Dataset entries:
::::

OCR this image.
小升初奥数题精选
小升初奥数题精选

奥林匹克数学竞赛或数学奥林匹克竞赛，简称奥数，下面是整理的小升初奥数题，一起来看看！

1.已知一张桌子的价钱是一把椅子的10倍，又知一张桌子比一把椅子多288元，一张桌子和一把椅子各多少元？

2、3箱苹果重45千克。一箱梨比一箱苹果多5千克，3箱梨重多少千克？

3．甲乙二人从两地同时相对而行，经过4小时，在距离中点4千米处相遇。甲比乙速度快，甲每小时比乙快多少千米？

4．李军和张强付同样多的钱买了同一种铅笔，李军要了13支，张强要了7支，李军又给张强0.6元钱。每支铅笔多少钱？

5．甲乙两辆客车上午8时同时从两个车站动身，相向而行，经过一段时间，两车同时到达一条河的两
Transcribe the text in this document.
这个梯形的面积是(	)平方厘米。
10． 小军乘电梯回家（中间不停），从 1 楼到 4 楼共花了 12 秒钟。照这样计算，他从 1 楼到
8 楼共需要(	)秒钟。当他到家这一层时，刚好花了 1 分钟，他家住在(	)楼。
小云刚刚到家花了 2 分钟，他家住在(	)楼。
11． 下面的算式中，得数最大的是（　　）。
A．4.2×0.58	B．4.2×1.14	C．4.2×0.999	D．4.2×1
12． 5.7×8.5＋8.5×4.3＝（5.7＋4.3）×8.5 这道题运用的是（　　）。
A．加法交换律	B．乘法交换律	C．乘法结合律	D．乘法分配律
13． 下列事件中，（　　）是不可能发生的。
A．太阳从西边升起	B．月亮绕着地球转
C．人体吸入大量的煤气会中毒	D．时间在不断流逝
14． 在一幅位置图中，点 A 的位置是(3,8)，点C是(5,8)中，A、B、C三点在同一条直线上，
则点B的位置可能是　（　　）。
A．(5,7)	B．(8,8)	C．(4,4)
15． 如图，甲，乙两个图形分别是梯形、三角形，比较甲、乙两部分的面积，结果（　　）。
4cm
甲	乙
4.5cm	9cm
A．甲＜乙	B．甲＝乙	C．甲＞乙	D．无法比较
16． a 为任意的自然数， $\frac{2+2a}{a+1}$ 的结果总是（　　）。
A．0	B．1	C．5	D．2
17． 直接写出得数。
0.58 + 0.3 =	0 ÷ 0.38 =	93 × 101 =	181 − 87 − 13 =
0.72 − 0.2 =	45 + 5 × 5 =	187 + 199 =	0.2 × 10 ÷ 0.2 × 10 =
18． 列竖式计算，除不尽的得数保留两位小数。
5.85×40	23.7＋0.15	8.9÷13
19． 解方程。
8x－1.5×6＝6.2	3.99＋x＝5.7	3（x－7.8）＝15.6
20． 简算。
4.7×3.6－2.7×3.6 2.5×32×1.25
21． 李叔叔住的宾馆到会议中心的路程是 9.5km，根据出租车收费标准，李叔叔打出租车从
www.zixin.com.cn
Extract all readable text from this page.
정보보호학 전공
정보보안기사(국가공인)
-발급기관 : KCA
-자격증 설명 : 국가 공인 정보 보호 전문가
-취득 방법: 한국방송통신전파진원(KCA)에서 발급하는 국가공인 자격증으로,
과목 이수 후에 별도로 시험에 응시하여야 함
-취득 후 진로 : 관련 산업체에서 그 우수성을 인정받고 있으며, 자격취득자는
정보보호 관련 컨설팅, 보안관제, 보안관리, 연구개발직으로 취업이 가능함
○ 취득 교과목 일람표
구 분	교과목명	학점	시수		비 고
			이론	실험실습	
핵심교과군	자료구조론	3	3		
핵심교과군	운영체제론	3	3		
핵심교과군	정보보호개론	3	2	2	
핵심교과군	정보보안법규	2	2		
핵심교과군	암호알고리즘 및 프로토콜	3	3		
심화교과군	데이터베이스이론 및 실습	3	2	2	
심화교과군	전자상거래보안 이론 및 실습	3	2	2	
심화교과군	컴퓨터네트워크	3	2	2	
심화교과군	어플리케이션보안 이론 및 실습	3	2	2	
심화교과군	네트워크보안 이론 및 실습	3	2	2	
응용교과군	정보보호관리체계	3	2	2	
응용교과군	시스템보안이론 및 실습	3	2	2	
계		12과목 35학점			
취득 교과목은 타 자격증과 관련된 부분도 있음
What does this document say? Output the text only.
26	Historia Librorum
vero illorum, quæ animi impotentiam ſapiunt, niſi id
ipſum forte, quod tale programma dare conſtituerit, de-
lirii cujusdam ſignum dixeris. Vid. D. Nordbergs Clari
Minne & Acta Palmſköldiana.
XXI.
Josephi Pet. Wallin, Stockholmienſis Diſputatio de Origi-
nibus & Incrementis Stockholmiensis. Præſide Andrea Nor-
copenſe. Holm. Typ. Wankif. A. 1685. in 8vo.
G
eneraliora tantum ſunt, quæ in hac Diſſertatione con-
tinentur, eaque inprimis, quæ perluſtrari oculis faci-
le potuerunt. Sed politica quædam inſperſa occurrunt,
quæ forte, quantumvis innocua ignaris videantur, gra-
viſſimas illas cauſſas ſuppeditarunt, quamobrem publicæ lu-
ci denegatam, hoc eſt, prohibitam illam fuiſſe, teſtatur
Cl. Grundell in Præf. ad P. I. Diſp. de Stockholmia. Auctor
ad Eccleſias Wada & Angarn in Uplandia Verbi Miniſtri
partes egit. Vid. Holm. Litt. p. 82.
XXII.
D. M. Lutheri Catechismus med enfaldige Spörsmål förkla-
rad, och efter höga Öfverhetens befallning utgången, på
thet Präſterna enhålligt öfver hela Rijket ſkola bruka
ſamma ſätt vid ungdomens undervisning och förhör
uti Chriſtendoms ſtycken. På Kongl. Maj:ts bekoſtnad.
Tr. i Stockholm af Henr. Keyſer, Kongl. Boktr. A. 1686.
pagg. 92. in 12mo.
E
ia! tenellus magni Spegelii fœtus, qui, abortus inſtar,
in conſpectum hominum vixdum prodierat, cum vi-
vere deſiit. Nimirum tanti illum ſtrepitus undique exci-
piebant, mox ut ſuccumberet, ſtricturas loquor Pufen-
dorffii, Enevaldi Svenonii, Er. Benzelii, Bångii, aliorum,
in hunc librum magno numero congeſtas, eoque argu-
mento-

::::

# Task brief
Give the number of lines in the entries above that include the string "text". No other output is expected.

# Written answer
3